WHAT YOU WILL DO: Find every line of the listing below where "الطبعة" appears, and copy it.

Records from a dataset
• • • • • • •

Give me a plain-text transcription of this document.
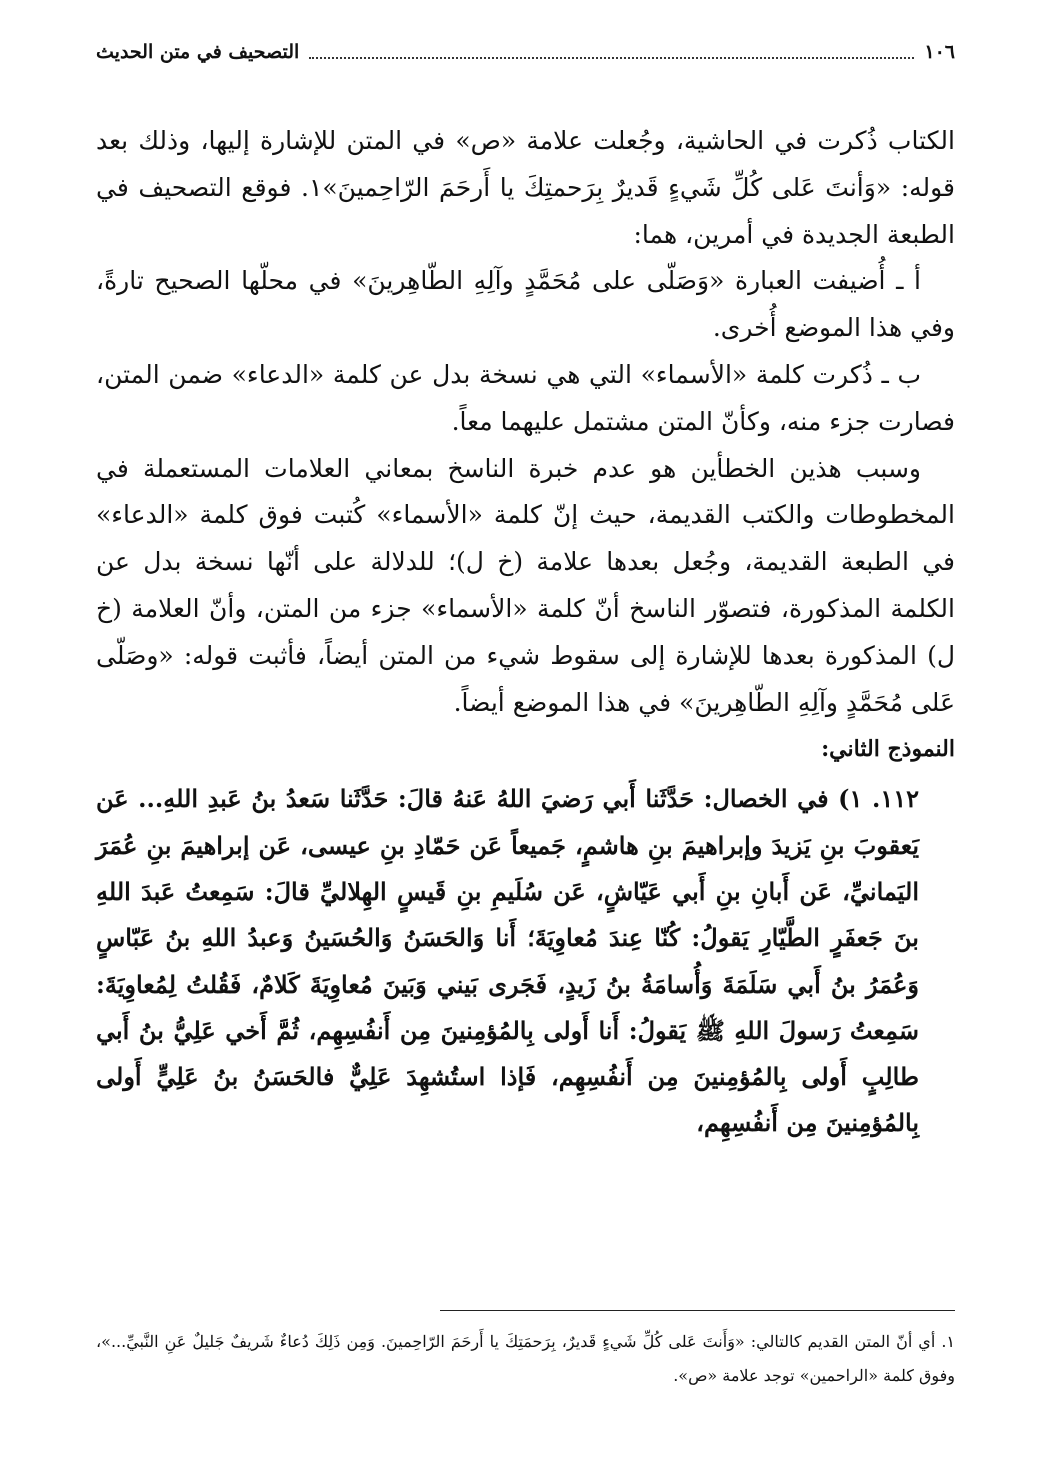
١٠٦
التصحيف في متن الحديث

الكتاب ذُكرت في الحاشية، وجُعلت علامة «ص» في المتن للإشارة إليها، وذلك بعد قوله: «وَأنتَ عَلى كُلِّ شَيءٍ قَديرٌ بِرَحمتِكَ يا أَرحَمَ الرّاحِمينَ»١. فوقع التصحيف في الطبعة الجديدة في أمرين، هما:

أ ـ أُضيفت العبارة «وَصَلّى على مُحَمَّدٍ وآلِهِ الطّاهِرينَ» في محلّها الصحيح تارةً، وفي هذا الموضع أُخرى.

ب ـ ذُكرت كلمة «الأسماء» التي هي نسخة بدل عن كلمة «الدعاء» ضمن المتن، فصارت جزء منه، وكأنّ المتن مشتمل عليهما معاً.

وسبب هذين الخطأين هو عدم خبرة الناسخ بمعاني العلامات المستعملة في المخطوطات والكتب القديمة، حيث إنّ كلمة «الأسماء» كُتبت فوق كلمة «الدعاء» في الطبعة القديمة، وجُعل بعدها علامة (خ ل)؛ للدلالة على أنّها نسخة بدل عن الكلمة المذكورة، فتصوّر الناسخ أنّ كلمة «الأسماء» جزء من المتن، وأنّ العلامة (خ ل) المذكورة بعدها للإشارة إلى سقوط شيء من المتن أيضاً، فأثبت قوله: «وصَلّى عَلى مُحَمَّدٍ وآلِهِ الطّاهِرينَ» في هذا الموضع أيضاً.

النموذج الثاني:

١١٢. ١) في الخصال: حَدَّثَنا أَبي رَضيَ اللهُ عَنهُ قالَ: حَدَّثَنا سَعدُ بنُ عَبدِ اللهِ... عَن يَعقوبَ بنِ يَزيدَ وإبراهيمَ بنِ هاشمٍ، جَميعاً عَن حَمّادِ بنِ عيسى، عَن إبراهيمَ بنِ عُمَرَ اليَمانيِّ، عَن أَبانِ بنِ أَبي عَيّاشٍ، عَن سُلَيمِ بنِ قَيسٍ الهِلاليِّ قالَ: سَمِعتُ عَبدَ اللهِ بنَ جَعفَرٍ الطَّيّارِ يَقولُ: كُنّا عِندَ مُعاوِيَةَ؛ أَنا وَالحَسَنُ وَالحُسَينُ وَعبدُ اللهِ بنُ عَبّاسٍ وَعُمَرُ بنُ أَبي سَلَمَةَ وَأُسامَةُ بنُ زَيدٍ، فَجَرى بَيني وَبَينَ مُعاوِيَةَ كَلامٌ، فَقُلتُ لِمُعاوِيَةَ: سَمِعتُ رَسولَ اللهِ ﷺ يَقولُ: أَنا أَولى بِالمُؤمِنينَ مِن أَنفُسِهِم، ثُمَّ أَخي عَلِيُّ بنُ أَبي طالِبٍ أَولى بِالمُؤمِنينَ مِن أَنفُسِهِم، فَإذا استُشهِدَ عَلِيٌّ فالحَسَنُ بنُ عَلِيٍّ أَولى بِالمُؤمِنينَ مِن أَنفُسِهِم،

١. أي أنّ المتن القديم كالتالي: «وَأَنتَ عَلى كُلِّ شَيءٍ قَديرٌ، بِرَحمَتِكَ يا أَرحَمَ الرّاحِمينَ. وَمِن ذَلِكَ دُعاءٌ شَريفٌ جَليلٌ عَنِ النَّبيِّ...»، وفوق كلمة «الراحمين» توجد علامة «ص».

• • • • • • •

RESULT OF THE TASK:
الكتاب ذُكرت في الحاشية، وجُعلت علامة «ص» في المتن للإشارة إليها، وذلك بعد قوله: «وَأنتَ عَلى كُلِّ شَيءٍ قَديرٌ بِرَحمتِكَ يا أَرحَمَ الرّاحِمينَ»١. فوقع التصحيف في الطبعة الجديدة في أمرين، هما:
وسبب هذين الخطأين هو عدم خبرة الناسخ بمعاني العلامات المستعملة في المخطوطات والكتب القديمة، حيث إنّ كلمة «الأسماء» كُتبت فوق كلمة «الدعاء» في الطبعة القديمة، وجُعل بعدها علامة (خ ل)؛ للدلالة على أنّها نسخة بدل عن الكلمة المذكورة، فتصوّر الناسخ أنّ كلمة «الأسماء» جزء من المتن، وأنّ العلامة (خ ل) المذكورة بعدها للإشارة إلى سقوط شيء من المتن أيضاً، فأثبت قوله: «وصَلّى عَلى مُحَمَّدٍ وآلِهِ الطّاهِرينَ» في هذا الموضع أيضاً.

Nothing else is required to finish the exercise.